-- BEGIN Material provided --

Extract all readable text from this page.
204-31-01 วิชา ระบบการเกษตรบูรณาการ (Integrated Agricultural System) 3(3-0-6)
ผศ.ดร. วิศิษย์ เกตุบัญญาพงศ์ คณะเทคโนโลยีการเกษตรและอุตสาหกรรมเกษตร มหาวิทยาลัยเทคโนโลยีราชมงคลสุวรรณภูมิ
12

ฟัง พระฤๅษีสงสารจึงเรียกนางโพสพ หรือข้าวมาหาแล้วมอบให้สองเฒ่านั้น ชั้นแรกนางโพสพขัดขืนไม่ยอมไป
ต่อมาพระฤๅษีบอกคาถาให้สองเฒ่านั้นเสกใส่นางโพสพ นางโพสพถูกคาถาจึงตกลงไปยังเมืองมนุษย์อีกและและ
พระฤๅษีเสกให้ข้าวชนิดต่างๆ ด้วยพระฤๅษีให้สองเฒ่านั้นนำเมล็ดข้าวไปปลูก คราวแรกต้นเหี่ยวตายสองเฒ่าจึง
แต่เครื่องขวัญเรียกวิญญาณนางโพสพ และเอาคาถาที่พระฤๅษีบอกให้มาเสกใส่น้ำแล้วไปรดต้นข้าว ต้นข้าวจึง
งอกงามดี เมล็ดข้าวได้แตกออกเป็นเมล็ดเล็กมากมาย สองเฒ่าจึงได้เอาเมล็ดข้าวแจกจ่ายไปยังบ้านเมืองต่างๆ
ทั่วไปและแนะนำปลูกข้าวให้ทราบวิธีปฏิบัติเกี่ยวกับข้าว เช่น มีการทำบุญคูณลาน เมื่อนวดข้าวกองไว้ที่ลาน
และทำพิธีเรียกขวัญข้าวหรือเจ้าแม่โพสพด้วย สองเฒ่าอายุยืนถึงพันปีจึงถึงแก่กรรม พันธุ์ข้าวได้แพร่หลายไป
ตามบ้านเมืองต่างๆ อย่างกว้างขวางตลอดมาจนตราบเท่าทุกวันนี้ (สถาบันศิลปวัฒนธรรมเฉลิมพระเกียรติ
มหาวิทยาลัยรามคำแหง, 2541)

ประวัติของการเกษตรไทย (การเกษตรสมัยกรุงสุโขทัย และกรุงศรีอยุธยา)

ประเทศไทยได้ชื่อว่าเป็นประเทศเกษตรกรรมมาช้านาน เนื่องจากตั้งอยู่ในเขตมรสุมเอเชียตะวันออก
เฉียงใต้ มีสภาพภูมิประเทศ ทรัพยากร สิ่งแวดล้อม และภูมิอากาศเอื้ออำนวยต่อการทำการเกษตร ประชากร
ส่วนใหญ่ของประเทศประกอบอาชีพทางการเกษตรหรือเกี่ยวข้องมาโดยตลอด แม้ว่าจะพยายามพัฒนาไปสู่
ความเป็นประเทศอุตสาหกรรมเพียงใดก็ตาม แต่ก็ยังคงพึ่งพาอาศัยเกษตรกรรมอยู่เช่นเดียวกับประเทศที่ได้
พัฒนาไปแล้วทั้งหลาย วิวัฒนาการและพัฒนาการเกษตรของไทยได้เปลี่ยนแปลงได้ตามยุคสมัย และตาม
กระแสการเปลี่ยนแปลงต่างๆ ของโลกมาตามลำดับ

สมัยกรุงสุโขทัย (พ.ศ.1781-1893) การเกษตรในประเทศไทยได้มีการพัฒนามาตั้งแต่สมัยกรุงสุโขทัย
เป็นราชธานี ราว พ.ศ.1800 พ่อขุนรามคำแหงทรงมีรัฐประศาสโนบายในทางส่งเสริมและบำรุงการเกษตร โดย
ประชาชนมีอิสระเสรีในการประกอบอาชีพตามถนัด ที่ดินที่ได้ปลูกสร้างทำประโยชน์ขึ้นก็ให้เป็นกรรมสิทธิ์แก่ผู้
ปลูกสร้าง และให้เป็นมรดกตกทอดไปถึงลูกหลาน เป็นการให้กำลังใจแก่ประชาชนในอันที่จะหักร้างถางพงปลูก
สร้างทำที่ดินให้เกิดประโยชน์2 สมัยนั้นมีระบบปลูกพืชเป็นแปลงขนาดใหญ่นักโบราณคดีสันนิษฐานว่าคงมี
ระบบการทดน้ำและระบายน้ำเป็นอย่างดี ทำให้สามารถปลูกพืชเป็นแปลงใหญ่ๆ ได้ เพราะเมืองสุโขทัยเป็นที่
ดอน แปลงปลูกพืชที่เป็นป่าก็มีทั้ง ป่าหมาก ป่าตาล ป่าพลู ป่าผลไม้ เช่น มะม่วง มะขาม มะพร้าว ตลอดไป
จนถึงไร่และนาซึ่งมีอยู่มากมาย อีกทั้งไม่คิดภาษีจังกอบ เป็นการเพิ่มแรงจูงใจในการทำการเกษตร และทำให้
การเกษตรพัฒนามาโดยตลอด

-- END Material provided --

**Stated goal:** Using the listing above, pull out all lines that hold the word "านเม".

**Right answer:**
งอกงามดี เมล็ดข้าวได้แตกออกเป็นเมล็ดเล็กมากมาย สองเฒ่าจึงได้เอาเมล็ดข้าวแจกจ่ายไปยังบ้านเมืองต่างๆ
ตามบ้านเมืองต่างๆ อย่างกว้างขวางตลอดมาจนตราบเท่าทุกวันนี้ (สถาบันศิลปวัฒนธรรมเฉลิมพระเกียรติ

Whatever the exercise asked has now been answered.